## [Aim]
Write the count of lines that contain the word "Inventory" and nothing else.

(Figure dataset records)
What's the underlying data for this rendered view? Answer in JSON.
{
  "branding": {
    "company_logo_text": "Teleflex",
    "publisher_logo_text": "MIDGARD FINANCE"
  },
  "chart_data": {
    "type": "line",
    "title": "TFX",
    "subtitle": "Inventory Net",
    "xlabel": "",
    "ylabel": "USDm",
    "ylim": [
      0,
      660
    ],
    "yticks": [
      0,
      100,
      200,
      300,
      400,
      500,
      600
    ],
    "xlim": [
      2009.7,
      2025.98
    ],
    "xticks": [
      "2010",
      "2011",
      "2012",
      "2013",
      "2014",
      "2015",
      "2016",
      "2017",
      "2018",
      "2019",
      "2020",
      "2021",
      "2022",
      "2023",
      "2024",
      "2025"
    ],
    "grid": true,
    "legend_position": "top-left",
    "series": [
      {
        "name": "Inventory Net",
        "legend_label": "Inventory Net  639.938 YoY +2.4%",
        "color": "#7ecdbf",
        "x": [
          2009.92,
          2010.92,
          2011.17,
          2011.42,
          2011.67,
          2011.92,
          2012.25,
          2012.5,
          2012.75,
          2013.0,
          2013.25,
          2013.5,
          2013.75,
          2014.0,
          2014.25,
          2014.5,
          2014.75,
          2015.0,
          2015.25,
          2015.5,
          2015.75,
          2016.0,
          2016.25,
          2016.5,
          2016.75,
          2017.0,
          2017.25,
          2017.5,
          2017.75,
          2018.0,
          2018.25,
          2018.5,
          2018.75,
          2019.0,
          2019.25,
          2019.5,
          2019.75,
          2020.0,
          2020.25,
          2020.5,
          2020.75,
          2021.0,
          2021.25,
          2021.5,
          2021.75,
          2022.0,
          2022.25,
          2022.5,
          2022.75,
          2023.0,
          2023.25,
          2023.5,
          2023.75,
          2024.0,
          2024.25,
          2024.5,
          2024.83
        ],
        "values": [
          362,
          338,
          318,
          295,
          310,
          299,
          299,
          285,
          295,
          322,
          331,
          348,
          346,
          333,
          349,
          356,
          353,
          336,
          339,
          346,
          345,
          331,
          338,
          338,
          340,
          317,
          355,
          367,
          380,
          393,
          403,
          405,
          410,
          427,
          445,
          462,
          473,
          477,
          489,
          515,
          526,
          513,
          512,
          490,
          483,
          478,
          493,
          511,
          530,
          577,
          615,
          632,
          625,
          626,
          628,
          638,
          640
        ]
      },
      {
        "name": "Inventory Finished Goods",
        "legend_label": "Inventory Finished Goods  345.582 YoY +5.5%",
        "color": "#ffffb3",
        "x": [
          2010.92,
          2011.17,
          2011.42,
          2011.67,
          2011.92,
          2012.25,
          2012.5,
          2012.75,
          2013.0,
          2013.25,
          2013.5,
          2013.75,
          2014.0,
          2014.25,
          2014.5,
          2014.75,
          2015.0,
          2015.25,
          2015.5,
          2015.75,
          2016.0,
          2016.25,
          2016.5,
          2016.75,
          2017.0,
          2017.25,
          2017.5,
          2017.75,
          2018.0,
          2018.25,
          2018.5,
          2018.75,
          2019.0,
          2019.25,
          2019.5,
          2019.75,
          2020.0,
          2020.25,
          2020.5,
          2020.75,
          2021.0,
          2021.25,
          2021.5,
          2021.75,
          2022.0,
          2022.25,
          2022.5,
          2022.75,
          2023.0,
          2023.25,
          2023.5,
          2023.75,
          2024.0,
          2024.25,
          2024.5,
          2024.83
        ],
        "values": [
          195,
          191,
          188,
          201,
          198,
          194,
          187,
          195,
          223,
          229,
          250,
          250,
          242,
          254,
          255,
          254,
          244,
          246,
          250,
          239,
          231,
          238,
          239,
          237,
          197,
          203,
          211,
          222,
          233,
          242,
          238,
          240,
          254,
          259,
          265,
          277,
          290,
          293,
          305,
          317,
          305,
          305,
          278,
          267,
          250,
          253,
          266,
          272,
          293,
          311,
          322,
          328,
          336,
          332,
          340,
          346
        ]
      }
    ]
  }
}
--
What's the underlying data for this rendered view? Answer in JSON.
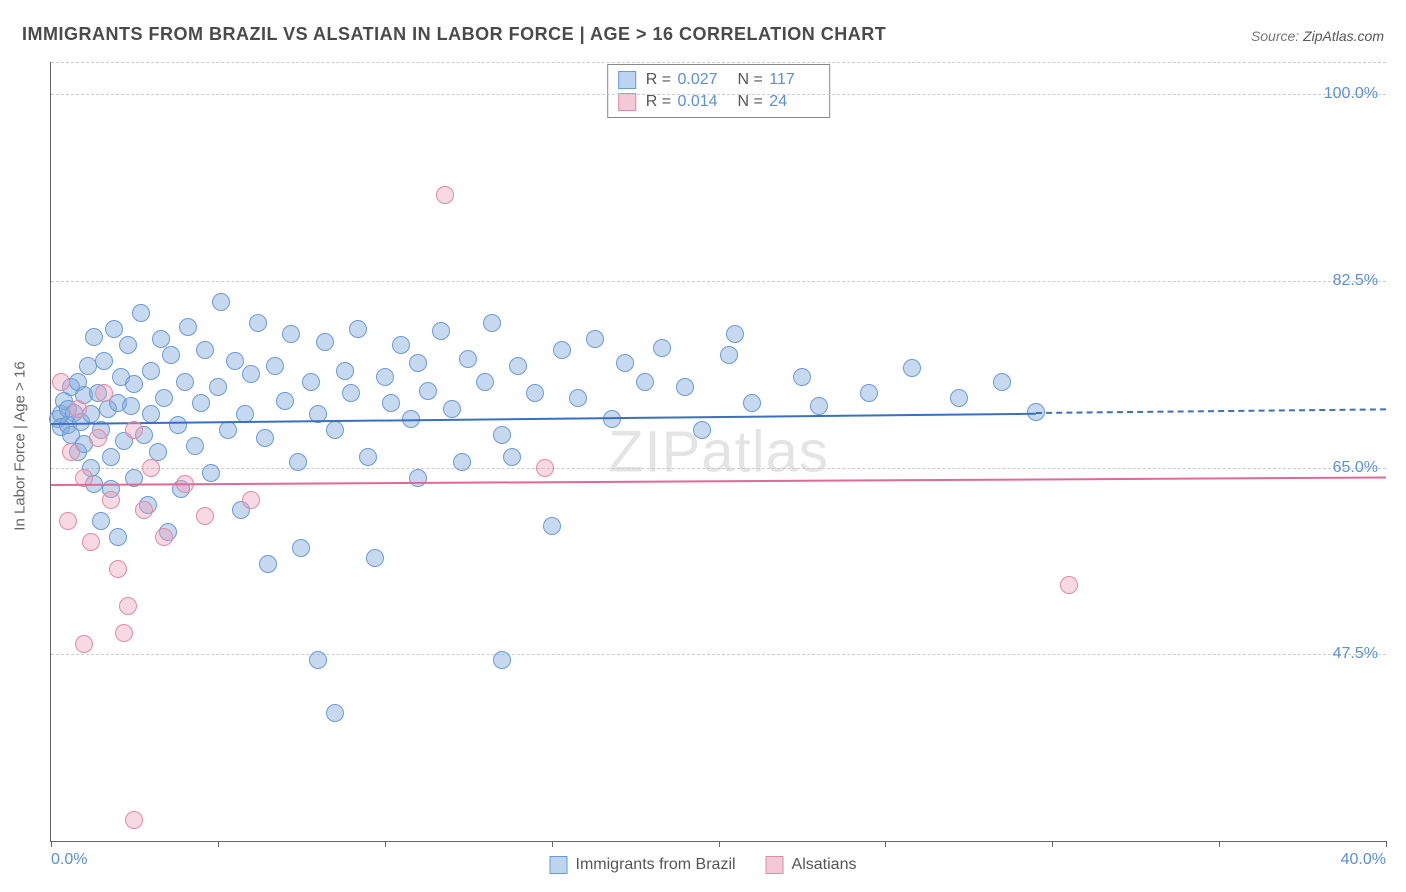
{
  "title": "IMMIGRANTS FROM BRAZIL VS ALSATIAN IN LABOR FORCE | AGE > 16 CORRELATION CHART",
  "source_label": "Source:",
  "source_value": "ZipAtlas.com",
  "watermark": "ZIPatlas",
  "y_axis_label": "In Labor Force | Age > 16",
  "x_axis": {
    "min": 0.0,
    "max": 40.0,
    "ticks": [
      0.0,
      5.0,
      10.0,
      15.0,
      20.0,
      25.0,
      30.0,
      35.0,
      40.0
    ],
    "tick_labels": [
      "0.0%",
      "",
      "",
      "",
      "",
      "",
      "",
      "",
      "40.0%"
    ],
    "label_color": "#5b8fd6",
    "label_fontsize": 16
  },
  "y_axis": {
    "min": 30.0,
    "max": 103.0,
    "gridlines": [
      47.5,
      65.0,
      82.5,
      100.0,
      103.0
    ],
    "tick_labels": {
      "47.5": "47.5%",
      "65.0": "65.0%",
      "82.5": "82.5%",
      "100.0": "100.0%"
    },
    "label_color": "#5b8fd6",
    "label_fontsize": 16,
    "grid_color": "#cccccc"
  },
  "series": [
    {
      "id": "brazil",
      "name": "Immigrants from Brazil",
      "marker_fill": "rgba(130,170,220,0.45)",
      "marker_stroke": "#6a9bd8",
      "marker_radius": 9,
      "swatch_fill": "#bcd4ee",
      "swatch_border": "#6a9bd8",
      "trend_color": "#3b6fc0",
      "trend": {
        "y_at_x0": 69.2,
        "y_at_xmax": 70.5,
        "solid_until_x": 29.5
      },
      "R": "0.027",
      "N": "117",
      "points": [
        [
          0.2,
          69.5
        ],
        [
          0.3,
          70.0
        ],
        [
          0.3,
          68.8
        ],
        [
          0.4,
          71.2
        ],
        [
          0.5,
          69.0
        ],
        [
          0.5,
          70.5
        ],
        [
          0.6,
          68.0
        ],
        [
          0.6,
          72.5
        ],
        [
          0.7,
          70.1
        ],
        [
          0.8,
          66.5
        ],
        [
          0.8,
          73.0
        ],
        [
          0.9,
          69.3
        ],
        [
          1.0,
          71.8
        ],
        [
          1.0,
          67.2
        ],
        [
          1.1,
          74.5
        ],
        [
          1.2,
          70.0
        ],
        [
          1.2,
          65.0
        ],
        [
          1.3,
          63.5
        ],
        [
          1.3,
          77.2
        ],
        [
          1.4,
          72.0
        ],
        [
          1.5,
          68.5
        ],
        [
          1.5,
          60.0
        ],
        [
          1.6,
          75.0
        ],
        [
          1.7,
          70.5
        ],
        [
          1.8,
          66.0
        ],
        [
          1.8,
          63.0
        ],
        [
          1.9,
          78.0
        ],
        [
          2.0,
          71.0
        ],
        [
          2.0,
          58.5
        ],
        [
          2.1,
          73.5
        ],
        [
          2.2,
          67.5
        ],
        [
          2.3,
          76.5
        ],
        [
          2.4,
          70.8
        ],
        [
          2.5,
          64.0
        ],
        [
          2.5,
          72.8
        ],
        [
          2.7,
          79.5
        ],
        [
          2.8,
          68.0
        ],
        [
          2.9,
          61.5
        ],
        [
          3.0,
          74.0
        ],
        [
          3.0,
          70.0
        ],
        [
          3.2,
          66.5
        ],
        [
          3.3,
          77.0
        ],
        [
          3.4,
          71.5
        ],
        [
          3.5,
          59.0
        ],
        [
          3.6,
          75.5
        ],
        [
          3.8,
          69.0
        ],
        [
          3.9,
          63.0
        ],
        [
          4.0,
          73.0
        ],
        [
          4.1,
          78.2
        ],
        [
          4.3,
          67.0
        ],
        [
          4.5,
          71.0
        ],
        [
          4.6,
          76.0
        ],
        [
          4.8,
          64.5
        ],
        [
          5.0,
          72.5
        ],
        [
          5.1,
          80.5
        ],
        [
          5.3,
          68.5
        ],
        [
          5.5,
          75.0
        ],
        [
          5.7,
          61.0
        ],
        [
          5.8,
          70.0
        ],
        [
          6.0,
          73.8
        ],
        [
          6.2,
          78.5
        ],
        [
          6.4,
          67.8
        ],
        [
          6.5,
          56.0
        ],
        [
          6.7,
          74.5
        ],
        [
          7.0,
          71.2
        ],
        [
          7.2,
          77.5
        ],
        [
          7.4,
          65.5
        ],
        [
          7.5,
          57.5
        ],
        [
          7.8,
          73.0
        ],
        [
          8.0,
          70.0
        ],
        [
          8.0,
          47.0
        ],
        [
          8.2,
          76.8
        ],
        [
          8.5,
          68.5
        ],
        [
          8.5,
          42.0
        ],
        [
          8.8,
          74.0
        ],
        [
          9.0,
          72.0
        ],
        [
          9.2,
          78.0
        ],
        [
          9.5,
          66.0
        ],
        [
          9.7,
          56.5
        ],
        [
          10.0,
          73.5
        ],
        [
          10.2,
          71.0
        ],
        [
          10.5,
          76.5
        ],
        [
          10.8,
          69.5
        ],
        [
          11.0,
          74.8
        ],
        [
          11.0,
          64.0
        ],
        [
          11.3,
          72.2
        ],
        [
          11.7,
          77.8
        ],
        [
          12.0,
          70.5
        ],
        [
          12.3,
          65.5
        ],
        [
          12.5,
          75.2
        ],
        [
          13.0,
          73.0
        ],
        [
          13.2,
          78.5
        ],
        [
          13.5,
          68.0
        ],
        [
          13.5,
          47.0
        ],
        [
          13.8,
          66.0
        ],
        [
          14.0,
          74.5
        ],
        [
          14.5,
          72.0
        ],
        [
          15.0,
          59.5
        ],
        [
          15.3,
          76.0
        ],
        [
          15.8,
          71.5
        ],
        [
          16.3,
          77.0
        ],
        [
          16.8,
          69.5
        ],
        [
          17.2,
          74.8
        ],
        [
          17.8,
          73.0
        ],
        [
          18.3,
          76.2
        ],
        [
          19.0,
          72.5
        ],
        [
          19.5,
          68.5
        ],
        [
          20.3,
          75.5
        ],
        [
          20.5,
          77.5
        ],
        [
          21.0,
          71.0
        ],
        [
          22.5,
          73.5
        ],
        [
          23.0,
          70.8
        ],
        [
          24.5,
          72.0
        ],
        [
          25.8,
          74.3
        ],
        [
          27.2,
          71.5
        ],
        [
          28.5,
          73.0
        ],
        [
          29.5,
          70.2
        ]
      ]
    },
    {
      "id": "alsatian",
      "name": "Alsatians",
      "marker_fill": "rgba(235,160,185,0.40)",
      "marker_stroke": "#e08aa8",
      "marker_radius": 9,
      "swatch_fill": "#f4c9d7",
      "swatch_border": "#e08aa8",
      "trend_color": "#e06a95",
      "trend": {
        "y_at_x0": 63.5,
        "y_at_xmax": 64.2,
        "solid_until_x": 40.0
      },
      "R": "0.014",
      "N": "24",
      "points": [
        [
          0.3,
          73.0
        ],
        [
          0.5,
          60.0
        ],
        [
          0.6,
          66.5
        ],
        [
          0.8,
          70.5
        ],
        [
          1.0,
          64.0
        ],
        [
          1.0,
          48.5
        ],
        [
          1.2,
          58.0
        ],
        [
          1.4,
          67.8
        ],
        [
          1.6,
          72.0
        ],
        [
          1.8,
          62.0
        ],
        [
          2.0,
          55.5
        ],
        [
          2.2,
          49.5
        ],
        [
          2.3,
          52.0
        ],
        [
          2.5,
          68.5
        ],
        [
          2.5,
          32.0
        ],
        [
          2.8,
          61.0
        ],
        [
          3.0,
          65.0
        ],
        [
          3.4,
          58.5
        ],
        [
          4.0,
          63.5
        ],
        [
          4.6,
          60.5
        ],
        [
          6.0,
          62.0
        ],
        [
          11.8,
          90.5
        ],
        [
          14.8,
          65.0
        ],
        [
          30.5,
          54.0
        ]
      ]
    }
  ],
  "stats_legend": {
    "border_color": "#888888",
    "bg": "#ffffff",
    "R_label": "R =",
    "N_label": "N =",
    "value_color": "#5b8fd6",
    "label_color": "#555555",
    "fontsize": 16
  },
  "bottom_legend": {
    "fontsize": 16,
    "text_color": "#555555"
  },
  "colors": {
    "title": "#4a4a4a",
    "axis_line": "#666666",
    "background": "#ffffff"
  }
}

## [Output]
5